━━ Records shown

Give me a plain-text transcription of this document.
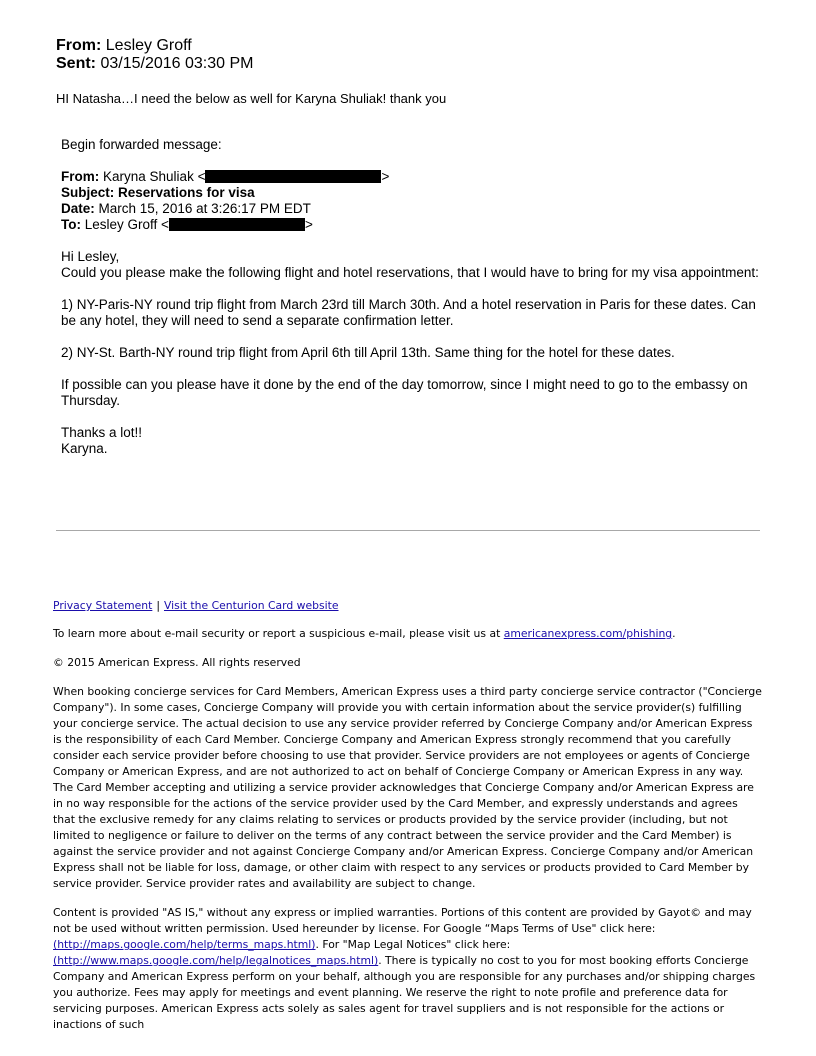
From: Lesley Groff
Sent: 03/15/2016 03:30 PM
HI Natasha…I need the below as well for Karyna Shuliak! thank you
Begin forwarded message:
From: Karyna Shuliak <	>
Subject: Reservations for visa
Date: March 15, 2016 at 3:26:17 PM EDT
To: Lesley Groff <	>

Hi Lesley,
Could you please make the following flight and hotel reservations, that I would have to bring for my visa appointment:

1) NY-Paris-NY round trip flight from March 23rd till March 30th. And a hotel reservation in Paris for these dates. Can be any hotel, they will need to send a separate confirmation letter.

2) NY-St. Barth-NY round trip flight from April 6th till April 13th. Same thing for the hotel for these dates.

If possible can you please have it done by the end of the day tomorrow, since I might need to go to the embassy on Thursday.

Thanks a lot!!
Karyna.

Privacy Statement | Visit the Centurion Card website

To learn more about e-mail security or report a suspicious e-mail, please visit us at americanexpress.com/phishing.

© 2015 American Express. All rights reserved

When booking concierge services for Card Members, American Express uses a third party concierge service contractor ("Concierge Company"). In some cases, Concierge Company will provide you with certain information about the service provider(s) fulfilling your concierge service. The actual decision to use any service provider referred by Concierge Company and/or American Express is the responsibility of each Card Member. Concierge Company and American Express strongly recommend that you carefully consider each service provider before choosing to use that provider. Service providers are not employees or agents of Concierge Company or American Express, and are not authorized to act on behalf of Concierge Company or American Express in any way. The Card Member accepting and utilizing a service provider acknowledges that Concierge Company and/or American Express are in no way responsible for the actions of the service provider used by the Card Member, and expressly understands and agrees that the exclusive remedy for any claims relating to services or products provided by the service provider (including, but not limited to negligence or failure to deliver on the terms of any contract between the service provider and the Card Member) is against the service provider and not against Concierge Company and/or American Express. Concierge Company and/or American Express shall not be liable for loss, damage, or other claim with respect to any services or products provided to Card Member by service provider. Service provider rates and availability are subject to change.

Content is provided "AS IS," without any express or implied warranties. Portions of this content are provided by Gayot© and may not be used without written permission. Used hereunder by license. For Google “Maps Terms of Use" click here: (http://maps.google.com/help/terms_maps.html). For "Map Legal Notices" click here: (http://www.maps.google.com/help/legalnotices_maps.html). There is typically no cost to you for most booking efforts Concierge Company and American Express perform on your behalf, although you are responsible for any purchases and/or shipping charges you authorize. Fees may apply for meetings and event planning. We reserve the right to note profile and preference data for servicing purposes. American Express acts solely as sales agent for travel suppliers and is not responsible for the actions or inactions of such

━━━━

Your task: Without the pictures, restate each entry exactly.

Task output:
Give me a plain-text transcription of this document.
From: Lesley Groff
Sent: 03/15/2016 03:30 PM
HI Natasha…I need the below as well for Karyna Shuliak! thank you
Begin forwarded message:
From: Karyna Shuliak <	>
Subject: Reservations for visa
Date: March 15, 2016 at 3:26:17 PM EDT
To: Lesley Groff <	>

Hi Lesley,
Could you please make the following flight and hotel reservations, that I would have to bring for my visa appointment:

1) NY-Paris-NY round trip flight from March 23rd till March 30th. And a hotel reservation in Paris for these dates. Can be any hotel, they will need to send a separate confirmation letter.

2) NY-St. Barth-NY round trip flight from April 6th till April 13th. Same thing for the hotel for these dates.

If possible can you please have it done by the end of the day tomorrow, since I might need to go to the embassy on Thursday.

Thanks a lot!!
Karyna.

Privacy Statement | Visit the Centurion Card website

To learn more about e-mail security or report a suspicious e-mail, please visit us at americanexpress.com/phishing.

© 2015 American Express. All rights reserved

When booking concierge services for Card Members, American Express uses a third party concierge service contractor ("Concierge Company"). In some cases, Concierge Company will provide you with certain information about the service provider(s) fulfilling your concierge service. The actual decision to use any service provider referred by Concierge Company and/or American Express is the responsibility of each Card Member. Concierge Company and American Express strongly recommend that you carefully consider each service provider before choosing to use that provider. Service providers are not employees or agents of Concierge Company or American Express, and are not authorized to act on behalf of Concierge Company or American Express in any way. The Card Member accepting and utilizing a service provider acknowledges that Concierge Company and/or American Express are in no way responsible for the actions of the service provider used by the Card Member, and expressly understands and agrees that the exclusive remedy for any claims relating to services or products provided by the service provider (including, but not limited to negligence or failure to deliver on the terms of any contract between the service provider and the Card Member) is against the service provider and not against Concierge Company and/or American Express. Concierge Company and/or American Express shall not be liable for loss, damage, or other claim with respect to any services or products provided to Card Member by service provider. Service provider rates and availability are subject to change.

Content is provided "AS IS," without any express or implied warranties. Portions of this content are provided by Gayot© and may not be used without written permission. Used hereunder by license. For Google “Maps Terms of Use" click here: (http://maps.google.com/help/terms_maps.html). For "Map Legal Notices" click here: (http://www.maps.google.com/help/legalnotices_maps.html). There is typically no cost to you for most booking efforts Concierge Company and American Express perform on your behalf, although you are responsible for any purchases and/or shipping charges you authorize. Fees may apply for meetings and event planning. We reserve the right to note profile and preference data for servicing purposes. American Express acts solely as sales agent for travel suppliers and is not responsible for the actions or inactions of such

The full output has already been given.